Data entries:
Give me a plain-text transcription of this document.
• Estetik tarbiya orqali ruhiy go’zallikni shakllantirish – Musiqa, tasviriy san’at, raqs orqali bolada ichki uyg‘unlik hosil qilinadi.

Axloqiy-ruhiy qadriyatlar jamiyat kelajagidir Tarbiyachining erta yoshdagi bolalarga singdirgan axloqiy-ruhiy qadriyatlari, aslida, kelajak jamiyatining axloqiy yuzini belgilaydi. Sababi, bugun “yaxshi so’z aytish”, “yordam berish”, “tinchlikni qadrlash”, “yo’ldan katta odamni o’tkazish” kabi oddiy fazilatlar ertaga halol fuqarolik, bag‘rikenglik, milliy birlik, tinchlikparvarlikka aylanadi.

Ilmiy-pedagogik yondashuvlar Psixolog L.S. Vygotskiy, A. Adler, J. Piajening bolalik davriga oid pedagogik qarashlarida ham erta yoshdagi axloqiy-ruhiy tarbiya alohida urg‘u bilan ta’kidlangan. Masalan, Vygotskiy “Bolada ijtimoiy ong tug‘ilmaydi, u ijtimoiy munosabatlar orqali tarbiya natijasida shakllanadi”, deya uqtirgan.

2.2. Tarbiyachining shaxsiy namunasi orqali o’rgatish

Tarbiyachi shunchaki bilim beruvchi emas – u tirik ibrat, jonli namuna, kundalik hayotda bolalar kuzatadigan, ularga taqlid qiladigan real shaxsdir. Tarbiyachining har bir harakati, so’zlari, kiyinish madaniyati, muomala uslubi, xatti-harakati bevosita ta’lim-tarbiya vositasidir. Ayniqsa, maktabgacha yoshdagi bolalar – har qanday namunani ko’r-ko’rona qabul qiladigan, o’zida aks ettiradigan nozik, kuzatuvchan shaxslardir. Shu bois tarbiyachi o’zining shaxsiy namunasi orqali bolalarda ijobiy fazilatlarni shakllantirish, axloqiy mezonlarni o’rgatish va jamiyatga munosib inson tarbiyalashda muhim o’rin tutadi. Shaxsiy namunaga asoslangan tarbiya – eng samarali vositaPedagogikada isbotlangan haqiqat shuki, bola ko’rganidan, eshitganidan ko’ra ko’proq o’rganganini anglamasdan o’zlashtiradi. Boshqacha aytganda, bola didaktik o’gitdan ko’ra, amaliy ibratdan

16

PROBLEM TO WORK ON: Lines containing the word "namunasi" must all be returned from the material above.

THE REPLY:
2.2. Tarbiyachining shaxsiy namunasi orqali o’rgatish
Tarbiyachi shunchaki bilim beruvchi emas – u tirik ibrat, jonli namuna, kundalik hayotda bolalar kuzatadigan, ularga taqlid qiladigan real shaxsdir. Tarbiyachining har bir harakati, so’zlari, kiyinish madaniyati, muomala uslubi, xatti-harakati bevosita ta’lim-tarbiya vositasidir. Ayniqsa, maktabgacha yoshdagi bolalar – har qanday namunani ko’r-ko’rona qabul qiladigan, o’zida aks ettiradigan nozik, kuzatuvchan shaxslardir. Shu bois tarbiyachi o’zining shaxsiy namunasi orqali bolalarda ijobiy fazilatlarni shakllantirish, axloqiy mezonlarni o’rgatish va jamiyatga munosib inson tarbiyalashda muhim o’rin tutadi. Shaxsiy namunaga asoslangan tarbiya – eng samarali vositaPedagogikada isbotlangan haqiqat shuki, bola ko’rganidan, eshitganidan ko’ra ko’proq o’rganganini anglamasdan o’zlashtiradi. Boshqacha aytganda, bola didaktik o’gitdan ko’ra, amaliy ibratdan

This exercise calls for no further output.